→ **Work instructions**:
Scan the entries for the string "content" and give the number of lines that have it, nothing further.

(Entries taken from a collection)
·····

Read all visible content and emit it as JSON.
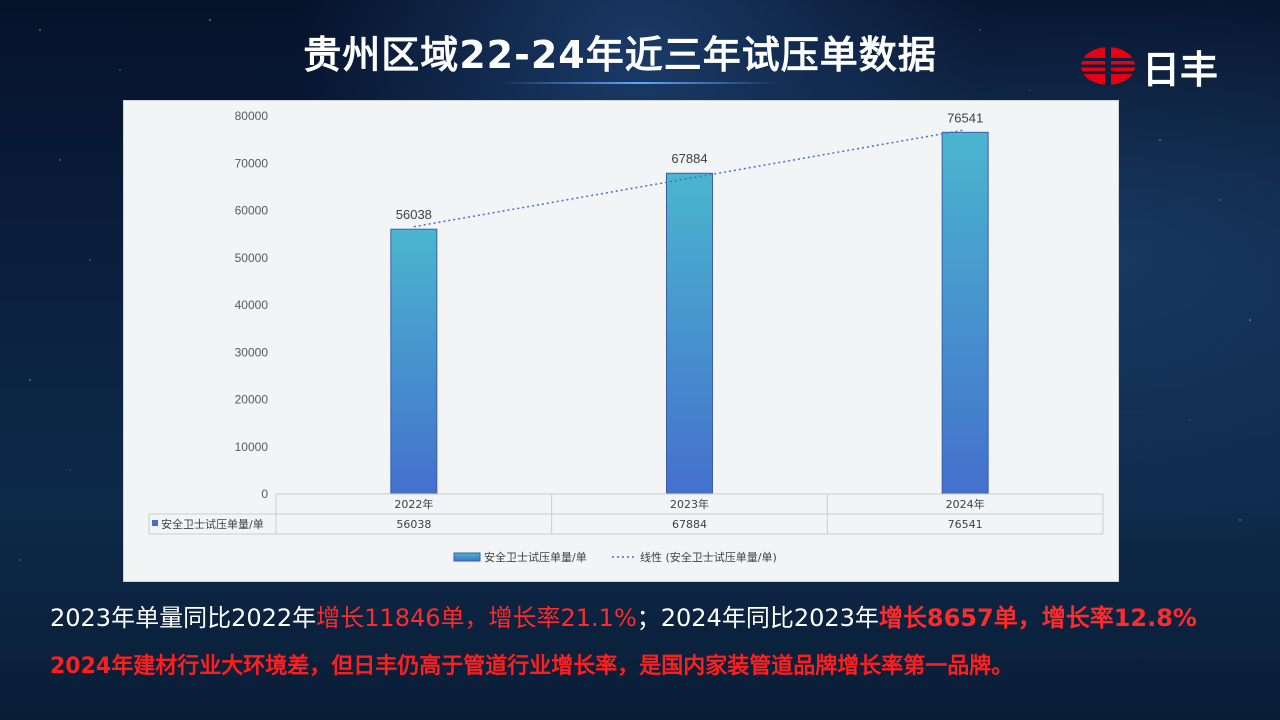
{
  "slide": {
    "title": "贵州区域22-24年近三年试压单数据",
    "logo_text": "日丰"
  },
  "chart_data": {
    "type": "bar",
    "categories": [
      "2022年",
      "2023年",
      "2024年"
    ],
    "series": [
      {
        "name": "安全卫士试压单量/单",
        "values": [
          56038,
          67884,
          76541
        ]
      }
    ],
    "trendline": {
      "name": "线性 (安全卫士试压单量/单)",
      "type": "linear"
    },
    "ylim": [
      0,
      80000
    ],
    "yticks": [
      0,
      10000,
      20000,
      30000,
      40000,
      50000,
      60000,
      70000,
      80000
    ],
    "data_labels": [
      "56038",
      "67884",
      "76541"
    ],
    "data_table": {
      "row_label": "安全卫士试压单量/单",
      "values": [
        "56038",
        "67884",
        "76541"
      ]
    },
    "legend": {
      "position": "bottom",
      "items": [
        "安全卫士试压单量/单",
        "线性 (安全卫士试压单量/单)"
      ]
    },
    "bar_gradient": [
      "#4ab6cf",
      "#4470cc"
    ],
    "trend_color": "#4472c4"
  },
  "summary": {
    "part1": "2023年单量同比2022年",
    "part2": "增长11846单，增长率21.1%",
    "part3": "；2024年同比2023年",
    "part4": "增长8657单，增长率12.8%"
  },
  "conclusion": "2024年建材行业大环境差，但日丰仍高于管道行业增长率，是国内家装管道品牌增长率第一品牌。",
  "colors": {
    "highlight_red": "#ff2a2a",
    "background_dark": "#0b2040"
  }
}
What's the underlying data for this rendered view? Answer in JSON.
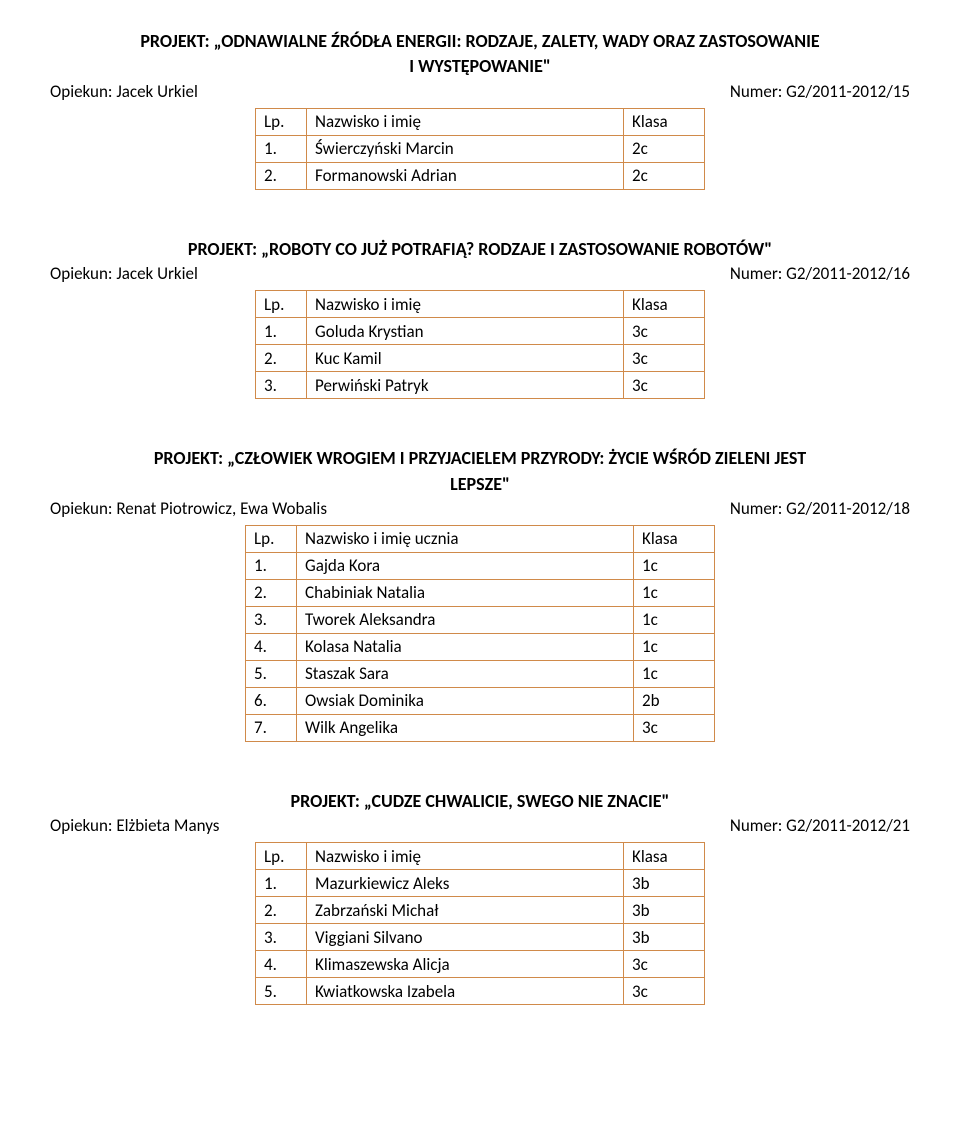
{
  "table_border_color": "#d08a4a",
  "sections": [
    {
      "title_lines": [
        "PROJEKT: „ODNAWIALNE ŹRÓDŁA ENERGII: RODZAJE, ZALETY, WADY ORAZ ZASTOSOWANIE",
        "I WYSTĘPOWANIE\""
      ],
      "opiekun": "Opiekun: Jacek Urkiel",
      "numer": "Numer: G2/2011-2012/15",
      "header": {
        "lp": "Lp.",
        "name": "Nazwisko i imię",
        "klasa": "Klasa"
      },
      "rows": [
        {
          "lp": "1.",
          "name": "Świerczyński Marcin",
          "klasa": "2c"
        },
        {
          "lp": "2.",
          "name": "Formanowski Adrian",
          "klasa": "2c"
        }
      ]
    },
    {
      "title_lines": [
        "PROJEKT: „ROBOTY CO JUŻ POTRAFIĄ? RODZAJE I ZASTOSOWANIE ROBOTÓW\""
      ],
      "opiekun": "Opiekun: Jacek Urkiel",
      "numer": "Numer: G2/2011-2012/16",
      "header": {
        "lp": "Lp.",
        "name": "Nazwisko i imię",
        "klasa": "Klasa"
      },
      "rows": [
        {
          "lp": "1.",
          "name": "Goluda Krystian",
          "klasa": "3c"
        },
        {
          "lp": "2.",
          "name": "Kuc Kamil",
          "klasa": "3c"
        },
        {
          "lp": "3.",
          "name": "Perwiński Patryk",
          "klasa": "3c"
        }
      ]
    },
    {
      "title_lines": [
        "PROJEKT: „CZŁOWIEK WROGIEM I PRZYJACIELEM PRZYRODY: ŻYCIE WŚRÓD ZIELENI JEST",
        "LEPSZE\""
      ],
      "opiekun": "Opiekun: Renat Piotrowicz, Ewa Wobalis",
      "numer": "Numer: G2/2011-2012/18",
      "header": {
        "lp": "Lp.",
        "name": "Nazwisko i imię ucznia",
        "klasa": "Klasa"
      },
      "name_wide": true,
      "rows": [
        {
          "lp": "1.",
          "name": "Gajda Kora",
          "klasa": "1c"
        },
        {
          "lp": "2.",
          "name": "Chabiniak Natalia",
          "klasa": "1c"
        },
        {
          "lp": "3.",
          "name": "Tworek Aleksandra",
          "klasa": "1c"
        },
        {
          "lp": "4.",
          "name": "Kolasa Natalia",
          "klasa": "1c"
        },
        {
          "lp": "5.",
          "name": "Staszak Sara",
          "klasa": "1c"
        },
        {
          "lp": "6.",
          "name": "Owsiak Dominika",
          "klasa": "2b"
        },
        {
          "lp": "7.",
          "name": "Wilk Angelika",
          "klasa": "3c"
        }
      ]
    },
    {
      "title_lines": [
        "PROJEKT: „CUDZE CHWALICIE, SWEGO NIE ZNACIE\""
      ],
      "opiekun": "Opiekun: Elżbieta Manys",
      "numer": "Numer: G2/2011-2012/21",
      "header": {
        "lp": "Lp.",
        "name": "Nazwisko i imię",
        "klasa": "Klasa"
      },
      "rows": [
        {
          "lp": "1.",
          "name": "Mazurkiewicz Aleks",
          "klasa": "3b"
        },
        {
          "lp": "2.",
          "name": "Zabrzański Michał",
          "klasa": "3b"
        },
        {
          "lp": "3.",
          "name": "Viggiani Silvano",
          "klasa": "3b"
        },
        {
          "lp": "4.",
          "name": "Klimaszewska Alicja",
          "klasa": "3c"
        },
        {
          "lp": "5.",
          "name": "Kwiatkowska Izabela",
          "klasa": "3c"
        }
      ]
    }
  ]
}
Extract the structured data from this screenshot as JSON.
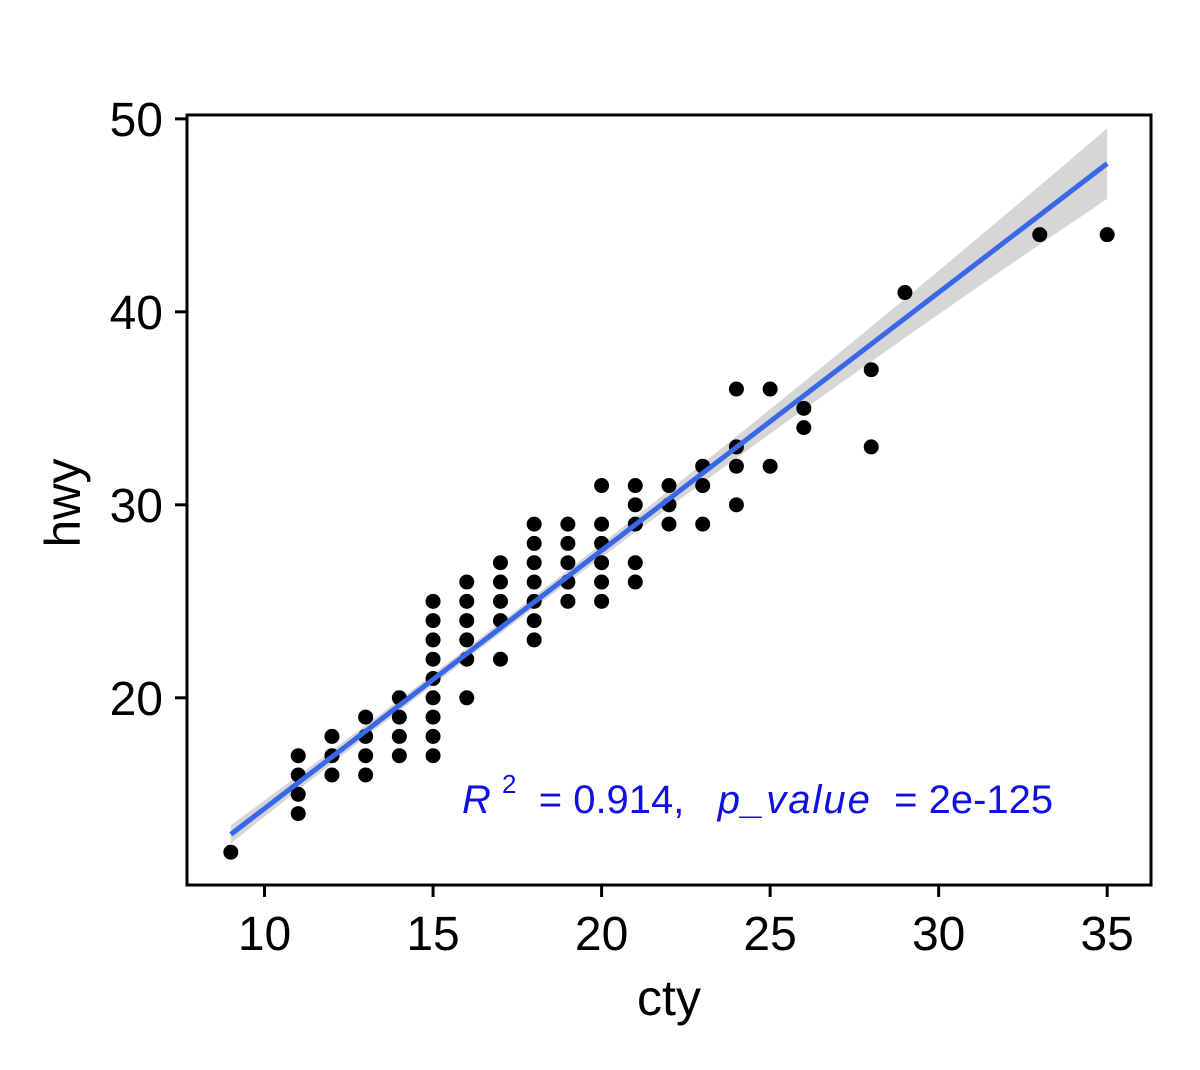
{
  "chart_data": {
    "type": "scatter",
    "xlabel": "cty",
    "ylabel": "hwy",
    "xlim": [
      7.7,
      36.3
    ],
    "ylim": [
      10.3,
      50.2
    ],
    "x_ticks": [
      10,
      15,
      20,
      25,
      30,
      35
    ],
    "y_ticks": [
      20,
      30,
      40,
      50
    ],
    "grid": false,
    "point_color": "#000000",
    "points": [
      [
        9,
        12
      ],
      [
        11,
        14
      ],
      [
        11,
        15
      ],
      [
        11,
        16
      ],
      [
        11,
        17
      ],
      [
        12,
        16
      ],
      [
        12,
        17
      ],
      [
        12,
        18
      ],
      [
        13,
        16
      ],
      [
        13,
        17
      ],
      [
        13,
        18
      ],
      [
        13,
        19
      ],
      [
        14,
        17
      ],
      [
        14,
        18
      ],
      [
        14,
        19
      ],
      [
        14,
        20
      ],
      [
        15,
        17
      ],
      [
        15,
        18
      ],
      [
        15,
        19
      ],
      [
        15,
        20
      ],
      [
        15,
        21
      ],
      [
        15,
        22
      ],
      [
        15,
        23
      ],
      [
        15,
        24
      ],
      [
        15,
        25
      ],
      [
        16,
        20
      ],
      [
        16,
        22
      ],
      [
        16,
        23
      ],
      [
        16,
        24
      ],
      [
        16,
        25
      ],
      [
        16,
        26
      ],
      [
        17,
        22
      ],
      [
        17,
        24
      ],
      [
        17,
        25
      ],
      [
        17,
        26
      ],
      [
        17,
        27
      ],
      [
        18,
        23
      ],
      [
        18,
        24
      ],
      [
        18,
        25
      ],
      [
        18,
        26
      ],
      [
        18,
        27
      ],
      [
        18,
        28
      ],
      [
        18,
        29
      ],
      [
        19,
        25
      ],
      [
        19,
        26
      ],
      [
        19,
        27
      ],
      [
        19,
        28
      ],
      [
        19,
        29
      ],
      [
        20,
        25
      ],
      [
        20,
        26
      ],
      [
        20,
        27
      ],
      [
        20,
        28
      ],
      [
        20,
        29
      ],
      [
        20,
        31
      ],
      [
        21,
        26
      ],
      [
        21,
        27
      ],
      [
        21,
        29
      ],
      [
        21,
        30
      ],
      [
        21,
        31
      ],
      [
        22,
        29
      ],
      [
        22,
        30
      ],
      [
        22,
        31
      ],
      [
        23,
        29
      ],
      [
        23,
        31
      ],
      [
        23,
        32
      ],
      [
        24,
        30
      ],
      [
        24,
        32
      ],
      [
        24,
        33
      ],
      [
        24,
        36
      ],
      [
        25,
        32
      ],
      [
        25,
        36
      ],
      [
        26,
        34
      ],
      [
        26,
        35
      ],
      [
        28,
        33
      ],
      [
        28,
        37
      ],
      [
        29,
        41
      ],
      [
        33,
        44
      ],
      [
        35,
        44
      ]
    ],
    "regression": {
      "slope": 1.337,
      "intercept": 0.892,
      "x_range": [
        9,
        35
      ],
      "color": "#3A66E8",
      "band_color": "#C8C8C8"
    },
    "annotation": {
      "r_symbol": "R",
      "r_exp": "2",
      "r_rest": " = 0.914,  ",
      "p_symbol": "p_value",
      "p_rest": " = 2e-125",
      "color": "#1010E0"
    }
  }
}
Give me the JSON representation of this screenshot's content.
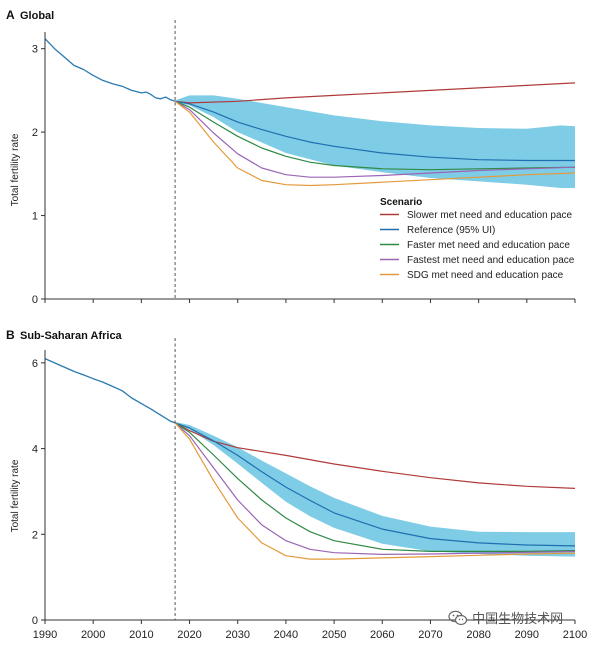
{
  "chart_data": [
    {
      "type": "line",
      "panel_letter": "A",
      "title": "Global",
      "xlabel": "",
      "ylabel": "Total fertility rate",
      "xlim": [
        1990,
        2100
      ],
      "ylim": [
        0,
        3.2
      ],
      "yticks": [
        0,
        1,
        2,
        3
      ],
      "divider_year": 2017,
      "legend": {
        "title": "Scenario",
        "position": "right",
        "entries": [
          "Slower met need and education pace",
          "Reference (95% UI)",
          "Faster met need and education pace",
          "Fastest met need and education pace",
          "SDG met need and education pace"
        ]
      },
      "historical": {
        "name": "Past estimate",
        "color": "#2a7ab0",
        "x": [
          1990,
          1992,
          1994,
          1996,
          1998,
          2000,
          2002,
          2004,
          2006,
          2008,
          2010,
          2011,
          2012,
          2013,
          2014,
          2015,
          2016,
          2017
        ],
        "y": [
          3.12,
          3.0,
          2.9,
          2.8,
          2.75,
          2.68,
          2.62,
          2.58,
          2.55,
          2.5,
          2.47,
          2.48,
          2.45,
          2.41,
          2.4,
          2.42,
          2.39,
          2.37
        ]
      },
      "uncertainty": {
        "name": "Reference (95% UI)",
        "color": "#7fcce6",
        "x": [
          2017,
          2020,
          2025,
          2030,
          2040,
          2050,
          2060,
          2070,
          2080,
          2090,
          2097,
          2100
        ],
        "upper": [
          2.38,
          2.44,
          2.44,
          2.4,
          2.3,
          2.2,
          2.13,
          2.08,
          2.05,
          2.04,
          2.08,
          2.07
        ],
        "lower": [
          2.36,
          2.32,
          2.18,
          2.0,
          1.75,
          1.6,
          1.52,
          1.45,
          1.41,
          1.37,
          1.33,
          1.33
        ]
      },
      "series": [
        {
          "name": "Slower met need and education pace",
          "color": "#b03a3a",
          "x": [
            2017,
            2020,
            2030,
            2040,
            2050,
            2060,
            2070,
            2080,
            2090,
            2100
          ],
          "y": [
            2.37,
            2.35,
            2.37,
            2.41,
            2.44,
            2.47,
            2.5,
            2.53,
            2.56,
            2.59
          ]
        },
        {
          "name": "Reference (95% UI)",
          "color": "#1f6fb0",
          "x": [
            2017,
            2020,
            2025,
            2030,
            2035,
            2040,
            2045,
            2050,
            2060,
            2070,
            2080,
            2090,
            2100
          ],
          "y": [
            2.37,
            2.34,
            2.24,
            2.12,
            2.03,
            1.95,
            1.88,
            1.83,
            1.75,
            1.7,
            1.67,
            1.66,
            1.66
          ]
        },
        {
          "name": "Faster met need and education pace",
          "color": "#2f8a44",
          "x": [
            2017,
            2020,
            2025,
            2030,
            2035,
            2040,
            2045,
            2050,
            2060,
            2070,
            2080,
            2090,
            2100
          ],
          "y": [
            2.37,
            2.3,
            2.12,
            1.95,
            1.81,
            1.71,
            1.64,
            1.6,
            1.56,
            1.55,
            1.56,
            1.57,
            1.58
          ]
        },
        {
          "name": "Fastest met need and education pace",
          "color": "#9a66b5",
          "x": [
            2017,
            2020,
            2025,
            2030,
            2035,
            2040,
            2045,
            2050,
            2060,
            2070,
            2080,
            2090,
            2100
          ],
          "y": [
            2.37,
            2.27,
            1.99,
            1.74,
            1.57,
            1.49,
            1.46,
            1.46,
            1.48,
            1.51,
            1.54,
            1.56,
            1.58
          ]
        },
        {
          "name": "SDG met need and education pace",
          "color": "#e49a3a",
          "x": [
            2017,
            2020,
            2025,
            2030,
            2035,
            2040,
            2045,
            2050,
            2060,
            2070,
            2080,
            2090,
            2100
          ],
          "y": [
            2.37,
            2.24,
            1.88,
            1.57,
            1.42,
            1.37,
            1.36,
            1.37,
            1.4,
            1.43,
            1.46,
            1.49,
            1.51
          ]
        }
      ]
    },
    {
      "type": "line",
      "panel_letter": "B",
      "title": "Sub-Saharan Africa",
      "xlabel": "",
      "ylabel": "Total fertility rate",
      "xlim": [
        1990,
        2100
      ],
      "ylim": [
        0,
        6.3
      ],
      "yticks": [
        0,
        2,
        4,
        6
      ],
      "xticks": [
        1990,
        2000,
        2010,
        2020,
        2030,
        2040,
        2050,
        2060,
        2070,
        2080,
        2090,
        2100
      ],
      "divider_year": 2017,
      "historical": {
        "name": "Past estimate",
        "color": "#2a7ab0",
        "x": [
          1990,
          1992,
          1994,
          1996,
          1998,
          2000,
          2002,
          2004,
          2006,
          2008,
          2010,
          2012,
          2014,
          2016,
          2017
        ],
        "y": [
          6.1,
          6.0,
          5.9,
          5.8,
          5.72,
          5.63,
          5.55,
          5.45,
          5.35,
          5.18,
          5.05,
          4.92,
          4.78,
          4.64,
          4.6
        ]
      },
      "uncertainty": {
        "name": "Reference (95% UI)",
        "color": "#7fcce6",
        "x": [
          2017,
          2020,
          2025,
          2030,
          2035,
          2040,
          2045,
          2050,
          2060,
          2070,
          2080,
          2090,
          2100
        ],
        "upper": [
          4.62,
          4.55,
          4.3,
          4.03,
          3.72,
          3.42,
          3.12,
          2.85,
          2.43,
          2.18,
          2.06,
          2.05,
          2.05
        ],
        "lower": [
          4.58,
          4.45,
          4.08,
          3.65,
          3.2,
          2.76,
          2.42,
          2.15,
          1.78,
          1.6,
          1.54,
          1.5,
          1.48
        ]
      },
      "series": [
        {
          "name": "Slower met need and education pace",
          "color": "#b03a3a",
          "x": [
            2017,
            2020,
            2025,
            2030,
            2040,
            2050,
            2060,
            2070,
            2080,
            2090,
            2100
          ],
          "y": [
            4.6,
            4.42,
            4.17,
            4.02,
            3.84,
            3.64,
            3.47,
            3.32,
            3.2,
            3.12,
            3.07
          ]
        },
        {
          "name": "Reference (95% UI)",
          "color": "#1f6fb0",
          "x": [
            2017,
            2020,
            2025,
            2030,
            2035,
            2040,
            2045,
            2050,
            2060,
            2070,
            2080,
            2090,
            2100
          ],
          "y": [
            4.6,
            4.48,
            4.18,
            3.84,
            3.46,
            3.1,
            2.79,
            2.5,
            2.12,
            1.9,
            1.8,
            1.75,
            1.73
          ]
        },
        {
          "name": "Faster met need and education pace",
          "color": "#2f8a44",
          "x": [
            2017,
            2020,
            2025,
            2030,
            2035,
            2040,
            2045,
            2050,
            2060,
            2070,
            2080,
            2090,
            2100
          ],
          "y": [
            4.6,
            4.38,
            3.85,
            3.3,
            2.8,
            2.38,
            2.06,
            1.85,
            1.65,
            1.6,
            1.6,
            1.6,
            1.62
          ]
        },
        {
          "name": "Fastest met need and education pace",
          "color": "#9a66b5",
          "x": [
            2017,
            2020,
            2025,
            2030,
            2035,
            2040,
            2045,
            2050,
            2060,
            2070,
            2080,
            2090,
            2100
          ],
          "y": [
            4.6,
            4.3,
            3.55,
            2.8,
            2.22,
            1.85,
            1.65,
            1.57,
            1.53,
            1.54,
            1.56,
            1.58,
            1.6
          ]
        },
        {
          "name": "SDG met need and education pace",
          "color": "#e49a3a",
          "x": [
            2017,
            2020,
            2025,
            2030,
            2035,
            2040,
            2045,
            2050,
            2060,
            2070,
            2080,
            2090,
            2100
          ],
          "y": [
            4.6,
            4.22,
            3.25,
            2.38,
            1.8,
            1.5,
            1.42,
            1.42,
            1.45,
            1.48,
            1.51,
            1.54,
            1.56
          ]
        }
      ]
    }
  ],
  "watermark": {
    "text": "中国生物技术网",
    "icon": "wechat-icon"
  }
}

·····

→ **The result**:
2